* _Given instruction_
Work through the listing below and count the lines that hold "requests". Answer with the number alone.

* _Input_
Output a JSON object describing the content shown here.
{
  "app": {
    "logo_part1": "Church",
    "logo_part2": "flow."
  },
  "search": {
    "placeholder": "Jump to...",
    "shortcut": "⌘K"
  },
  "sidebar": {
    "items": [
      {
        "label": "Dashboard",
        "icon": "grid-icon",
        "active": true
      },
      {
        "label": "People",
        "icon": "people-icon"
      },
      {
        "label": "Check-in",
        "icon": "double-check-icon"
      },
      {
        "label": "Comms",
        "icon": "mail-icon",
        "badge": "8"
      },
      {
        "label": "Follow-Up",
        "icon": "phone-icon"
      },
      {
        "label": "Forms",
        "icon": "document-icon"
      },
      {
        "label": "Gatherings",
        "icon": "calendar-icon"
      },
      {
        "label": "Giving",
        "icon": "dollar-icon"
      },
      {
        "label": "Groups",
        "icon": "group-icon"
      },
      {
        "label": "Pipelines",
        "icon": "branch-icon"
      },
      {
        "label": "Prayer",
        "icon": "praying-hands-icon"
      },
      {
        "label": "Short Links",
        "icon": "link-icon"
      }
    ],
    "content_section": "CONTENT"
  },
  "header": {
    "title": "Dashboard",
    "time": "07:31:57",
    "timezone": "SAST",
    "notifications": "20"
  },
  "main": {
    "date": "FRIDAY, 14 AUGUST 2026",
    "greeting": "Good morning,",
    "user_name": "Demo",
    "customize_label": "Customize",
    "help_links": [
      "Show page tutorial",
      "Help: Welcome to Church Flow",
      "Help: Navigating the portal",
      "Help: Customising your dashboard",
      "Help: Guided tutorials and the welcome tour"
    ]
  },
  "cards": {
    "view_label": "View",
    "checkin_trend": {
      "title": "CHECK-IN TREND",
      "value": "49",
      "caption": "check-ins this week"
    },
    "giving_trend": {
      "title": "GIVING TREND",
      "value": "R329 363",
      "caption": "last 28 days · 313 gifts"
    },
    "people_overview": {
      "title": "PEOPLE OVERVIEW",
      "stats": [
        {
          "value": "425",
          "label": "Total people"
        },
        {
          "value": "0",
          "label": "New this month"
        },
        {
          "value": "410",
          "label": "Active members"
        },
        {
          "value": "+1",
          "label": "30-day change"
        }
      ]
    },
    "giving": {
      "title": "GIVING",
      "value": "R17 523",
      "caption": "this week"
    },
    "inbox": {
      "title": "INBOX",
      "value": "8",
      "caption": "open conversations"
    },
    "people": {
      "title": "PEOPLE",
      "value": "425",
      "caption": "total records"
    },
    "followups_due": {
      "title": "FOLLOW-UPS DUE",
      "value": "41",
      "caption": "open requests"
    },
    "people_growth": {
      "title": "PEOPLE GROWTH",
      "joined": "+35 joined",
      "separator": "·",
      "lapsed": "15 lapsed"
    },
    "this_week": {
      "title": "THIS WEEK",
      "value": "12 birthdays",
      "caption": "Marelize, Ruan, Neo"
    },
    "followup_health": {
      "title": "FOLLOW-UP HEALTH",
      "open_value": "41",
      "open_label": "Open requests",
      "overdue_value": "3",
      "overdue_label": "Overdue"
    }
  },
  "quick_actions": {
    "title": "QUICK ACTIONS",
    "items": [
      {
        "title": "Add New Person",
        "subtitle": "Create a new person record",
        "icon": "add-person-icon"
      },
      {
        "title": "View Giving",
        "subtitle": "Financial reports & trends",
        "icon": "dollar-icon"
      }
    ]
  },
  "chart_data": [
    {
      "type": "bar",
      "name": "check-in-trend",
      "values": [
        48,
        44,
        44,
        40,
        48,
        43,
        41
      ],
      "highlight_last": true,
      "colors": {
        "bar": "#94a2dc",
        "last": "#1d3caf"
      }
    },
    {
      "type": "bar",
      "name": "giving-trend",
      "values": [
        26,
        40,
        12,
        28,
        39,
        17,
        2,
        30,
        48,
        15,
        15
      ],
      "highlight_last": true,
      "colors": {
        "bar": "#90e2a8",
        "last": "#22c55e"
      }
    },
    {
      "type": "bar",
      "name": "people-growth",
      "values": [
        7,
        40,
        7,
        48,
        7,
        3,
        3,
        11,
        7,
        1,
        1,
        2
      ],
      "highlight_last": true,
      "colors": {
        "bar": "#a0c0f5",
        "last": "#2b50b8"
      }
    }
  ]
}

* _Exercise result_
2